(A run of records)
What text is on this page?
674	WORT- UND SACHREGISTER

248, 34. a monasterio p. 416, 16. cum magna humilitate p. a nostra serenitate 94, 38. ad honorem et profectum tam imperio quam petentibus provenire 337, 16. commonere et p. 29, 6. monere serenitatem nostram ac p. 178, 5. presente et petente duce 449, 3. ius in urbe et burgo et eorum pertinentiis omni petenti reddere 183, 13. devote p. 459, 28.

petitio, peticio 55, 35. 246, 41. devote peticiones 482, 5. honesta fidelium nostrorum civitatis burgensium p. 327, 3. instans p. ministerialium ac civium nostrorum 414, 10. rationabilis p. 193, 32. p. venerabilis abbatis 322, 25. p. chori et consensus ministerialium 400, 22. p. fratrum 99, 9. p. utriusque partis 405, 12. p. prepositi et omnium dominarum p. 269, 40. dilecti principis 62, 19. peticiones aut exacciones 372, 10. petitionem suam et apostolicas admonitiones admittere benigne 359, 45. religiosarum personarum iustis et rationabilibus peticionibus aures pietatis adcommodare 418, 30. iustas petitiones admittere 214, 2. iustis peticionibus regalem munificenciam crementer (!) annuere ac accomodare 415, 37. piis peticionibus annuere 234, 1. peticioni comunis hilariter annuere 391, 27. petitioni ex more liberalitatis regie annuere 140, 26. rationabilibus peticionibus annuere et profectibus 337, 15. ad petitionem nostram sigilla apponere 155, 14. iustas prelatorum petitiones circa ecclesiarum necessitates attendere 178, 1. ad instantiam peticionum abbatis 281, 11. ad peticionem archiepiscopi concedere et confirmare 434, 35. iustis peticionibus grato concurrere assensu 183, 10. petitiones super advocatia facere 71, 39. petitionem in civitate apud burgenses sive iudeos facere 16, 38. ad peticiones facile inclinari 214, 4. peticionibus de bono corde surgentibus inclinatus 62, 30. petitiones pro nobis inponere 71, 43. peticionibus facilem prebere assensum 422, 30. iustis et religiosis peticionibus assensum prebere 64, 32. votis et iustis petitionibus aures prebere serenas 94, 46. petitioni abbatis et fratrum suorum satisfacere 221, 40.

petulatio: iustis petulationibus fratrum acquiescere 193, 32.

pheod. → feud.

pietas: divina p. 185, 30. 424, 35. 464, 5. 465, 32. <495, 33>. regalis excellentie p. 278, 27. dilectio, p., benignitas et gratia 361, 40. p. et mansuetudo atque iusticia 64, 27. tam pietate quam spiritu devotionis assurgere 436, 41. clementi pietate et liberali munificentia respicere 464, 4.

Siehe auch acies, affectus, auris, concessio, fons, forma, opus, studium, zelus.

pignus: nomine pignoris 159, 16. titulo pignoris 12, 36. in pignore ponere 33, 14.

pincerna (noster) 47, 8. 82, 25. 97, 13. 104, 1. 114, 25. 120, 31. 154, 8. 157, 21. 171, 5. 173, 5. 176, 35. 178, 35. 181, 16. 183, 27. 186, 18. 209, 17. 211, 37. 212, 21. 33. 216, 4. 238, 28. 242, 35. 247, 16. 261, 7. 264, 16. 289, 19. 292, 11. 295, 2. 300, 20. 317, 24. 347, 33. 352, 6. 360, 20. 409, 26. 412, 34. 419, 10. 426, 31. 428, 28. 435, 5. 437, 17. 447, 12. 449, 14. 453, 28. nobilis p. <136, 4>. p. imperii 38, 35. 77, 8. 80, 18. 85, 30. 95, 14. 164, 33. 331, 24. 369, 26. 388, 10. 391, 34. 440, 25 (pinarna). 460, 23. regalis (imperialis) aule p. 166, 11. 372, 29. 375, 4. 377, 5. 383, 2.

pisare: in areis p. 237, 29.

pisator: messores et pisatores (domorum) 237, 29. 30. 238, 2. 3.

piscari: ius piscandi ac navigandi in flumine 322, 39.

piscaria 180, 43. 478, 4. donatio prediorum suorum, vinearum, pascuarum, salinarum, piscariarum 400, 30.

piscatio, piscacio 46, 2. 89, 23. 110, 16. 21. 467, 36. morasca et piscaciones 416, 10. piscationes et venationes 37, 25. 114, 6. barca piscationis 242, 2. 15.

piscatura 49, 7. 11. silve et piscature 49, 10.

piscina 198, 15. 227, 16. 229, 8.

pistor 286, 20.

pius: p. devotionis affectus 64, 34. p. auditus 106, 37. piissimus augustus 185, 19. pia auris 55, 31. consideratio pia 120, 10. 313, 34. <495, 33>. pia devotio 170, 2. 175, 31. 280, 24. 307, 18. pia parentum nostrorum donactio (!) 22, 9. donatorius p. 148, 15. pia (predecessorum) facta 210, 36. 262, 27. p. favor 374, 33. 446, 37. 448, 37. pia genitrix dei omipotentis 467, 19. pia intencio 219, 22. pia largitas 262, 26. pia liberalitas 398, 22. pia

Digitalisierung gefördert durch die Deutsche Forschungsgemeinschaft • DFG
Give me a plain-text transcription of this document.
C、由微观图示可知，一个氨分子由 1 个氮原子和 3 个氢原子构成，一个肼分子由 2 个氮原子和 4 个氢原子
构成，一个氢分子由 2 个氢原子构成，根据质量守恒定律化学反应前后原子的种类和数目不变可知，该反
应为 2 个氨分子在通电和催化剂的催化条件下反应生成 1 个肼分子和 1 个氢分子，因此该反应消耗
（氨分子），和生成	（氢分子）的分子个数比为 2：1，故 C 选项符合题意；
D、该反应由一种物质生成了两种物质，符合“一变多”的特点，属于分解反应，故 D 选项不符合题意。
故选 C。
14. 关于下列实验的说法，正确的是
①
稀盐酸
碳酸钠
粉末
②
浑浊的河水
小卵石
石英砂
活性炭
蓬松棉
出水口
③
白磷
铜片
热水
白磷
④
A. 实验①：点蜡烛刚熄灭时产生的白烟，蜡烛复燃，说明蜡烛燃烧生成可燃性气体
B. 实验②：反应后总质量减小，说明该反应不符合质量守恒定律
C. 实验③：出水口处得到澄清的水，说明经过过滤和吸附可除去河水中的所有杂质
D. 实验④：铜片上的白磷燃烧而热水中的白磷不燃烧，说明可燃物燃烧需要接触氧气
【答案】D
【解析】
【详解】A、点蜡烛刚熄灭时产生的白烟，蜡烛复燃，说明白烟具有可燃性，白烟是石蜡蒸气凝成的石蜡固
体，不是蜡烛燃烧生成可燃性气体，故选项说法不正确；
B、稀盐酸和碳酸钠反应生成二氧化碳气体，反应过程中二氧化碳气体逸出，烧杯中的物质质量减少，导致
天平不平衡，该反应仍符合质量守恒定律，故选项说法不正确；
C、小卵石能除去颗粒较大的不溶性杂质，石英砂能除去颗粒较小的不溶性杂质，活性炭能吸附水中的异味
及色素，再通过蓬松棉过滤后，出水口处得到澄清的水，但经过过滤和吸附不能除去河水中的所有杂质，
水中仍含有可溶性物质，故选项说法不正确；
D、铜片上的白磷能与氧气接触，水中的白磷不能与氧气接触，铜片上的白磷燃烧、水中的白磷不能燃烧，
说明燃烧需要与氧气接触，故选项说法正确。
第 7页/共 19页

What is needed –
In the material above, find the lines that contain "affectus" and show them.

Final answer –
Siehe auch acies, affectus, auris, concessio, fons, forma, opus, studium, zelus.
pius: p. devotionis affectus 64, 34. p. auditus 106, 37. piissimus augustus 185, 19. pia auris 55, 31. consideratio pia 120, 10. 313, 34. <495, 33>. pia devotio 170, 2. 175, 31. 280, 24. 307, 18. pia parentum nostrorum donactio (!) 22, 9. donatorius p. 148, 15. pia (predecessorum) facta 210, 36. 262, 27. p. favor 374, 33. 446, 37. 448, 37. pia genitrix dei omipotentis 467, 19. pia intencio 219, 22. pia largitas 262, 26. pia liberalitas 398, 22. pia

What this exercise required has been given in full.